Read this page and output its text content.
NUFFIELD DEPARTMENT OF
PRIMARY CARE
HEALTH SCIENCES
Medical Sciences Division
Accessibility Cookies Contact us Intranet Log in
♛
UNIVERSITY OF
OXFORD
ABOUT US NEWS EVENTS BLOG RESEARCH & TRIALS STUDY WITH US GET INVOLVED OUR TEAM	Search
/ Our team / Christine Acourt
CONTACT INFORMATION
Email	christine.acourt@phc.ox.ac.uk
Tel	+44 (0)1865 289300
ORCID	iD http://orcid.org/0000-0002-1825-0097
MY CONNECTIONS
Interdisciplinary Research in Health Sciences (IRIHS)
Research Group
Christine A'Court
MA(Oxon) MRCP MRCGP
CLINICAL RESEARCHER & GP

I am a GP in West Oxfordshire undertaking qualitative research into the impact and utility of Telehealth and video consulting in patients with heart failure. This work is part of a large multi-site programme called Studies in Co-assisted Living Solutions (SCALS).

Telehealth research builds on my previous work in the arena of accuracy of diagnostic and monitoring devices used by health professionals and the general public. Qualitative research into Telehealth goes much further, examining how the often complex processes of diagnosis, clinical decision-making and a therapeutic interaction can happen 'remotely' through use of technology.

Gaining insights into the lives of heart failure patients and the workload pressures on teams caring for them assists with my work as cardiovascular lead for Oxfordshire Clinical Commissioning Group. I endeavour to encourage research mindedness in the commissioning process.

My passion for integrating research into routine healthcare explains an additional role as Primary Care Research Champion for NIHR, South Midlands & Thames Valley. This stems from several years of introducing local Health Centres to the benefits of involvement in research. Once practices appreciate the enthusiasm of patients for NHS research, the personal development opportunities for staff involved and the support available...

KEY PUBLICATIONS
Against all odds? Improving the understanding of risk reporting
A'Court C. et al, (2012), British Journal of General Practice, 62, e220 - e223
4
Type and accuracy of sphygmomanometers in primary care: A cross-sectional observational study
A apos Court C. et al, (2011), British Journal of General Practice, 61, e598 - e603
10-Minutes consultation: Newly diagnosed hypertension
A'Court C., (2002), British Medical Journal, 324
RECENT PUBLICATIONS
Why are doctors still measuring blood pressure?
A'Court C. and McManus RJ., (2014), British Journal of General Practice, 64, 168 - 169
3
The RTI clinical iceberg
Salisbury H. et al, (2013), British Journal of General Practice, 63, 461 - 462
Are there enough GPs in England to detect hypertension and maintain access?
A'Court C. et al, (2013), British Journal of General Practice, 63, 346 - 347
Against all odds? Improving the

· · · · ·

> [Exercise description] Every line of the records that includes the word "Improving" should be gathered.

> [The answer]
Against all odds? Improving the understanding of risk reporting
Against all odds? Improving the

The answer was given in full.